[Start]

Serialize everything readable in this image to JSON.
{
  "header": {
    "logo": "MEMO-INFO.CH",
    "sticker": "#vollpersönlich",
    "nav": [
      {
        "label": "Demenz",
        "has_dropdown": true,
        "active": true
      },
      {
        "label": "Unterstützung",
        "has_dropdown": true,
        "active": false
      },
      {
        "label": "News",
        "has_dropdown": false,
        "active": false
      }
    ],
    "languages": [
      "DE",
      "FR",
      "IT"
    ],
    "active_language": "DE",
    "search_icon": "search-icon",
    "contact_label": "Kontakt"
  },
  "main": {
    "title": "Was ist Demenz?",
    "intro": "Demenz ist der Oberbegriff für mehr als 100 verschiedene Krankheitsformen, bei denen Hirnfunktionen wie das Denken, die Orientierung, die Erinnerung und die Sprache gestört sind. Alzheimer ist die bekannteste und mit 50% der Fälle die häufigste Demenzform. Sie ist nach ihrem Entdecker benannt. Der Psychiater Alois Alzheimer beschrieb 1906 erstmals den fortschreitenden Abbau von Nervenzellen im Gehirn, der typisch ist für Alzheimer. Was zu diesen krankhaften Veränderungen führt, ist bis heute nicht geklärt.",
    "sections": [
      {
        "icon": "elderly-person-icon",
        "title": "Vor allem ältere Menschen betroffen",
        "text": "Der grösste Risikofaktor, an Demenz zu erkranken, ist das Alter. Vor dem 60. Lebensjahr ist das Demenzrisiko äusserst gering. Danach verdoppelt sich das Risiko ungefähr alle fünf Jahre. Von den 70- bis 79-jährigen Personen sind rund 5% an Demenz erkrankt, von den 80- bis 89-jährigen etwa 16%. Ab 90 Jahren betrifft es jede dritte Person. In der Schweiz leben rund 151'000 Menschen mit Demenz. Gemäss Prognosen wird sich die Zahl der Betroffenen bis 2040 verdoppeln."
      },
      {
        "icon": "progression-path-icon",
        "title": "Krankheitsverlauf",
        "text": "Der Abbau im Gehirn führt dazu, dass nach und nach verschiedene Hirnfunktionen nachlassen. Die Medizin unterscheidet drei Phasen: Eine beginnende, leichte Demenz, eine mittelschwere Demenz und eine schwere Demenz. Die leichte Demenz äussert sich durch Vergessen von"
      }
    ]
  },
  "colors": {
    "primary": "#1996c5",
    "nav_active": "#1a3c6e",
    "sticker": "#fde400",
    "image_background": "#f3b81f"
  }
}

[End]

YOUR INSTRUCTIONS >>
The records above should be returned exactly.

FINAL RESULT >>
Serialize everything readable in this image to JSON.
{
  "header": {
    "logo": "MEMO-INFO.CH",
    "sticker": "#vollpersönlich",
    "nav": [
      {
        "label": "Demenz",
        "has_dropdown": true,
        "active": true
      },
      {
        "label": "Unterstützung",
        "has_dropdown": true,
        "active": false
      },
      {
        "label": "News",
        "has_dropdown": false,
        "active": false
      }
    ],
    "languages": [
      "DE",
      "FR",
      "IT"
    ],
    "active_language": "DE",
    "search_icon": "search-icon",
    "contact_label": "Kontakt"
  },
  "main": {
    "title": "Was ist Demenz?",
    "intro": "Demenz ist der Oberbegriff für mehr als 100 verschiedene Krankheitsformen, bei denen Hirnfunktionen wie das Denken, die Orientierung, die Erinnerung und die Sprache gestört sind. Alzheimer ist die bekannteste und mit 50% der Fälle die häufigste Demenzform. Sie ist nach ihrem Entdecker benannt. Der Psychiater Alois Alzheimer beschrieb 1906 erstmals den fortschreitenden Abbau von Nervenzellen im Gehirn, der typisch ist für Alzheimer. Was zu diesen krankhaften Veränderungen führt, ist bis heute nicht geklärt.",
    "sections": [
      {
        "icon": "elderly-person-icon",
        "title": "Vor allem ältere Menschen betroffen",
        "text": "Der grösste Risikofaktor, an Demenz zu erkranken, ist das Alter. Vor dem 60. Lebensjahr ist das Demenzrisiko äusserst gering. Danach verdoppelt sich das Risiko ungefähr alle fünf Jahre. Von den 70- bis 79-jährigen Personen sind rund 5% an Demenz erkrankt, von den 80- bis 89-jährigen etwa 16%. Ab 90 Jahren betrifft es jede dritte Person. In der Schweiz leben rund 151'000 Menschen mit Demenz. Gemäss Prognosen wird sich die Zahl der Betroffenen bis 2040 verdoppeln."
      },
      {
        "icon": "progression-path-icon",
        "title": "Krankheitsverlauf",
        "text": "Der Abbau im Gehirn führt dazu, dass nach und nach verschiedene Hirnfunktionen nachlassen. Die Medizin unterscheidet drei Phasen: Eine beginnende, leichte Demenz, eine mittelschwere Demenz und eine schwere Demenz. Die leichte Demenz äussert sich durch Vergessen von"
      }
    ]
  },
  "colors": {
    "primary": "#1996c5",
    "nav_active": "#1a3c6e",
    "sticker": "#fde400",
    "image_background": "#f3b81f"
  }
}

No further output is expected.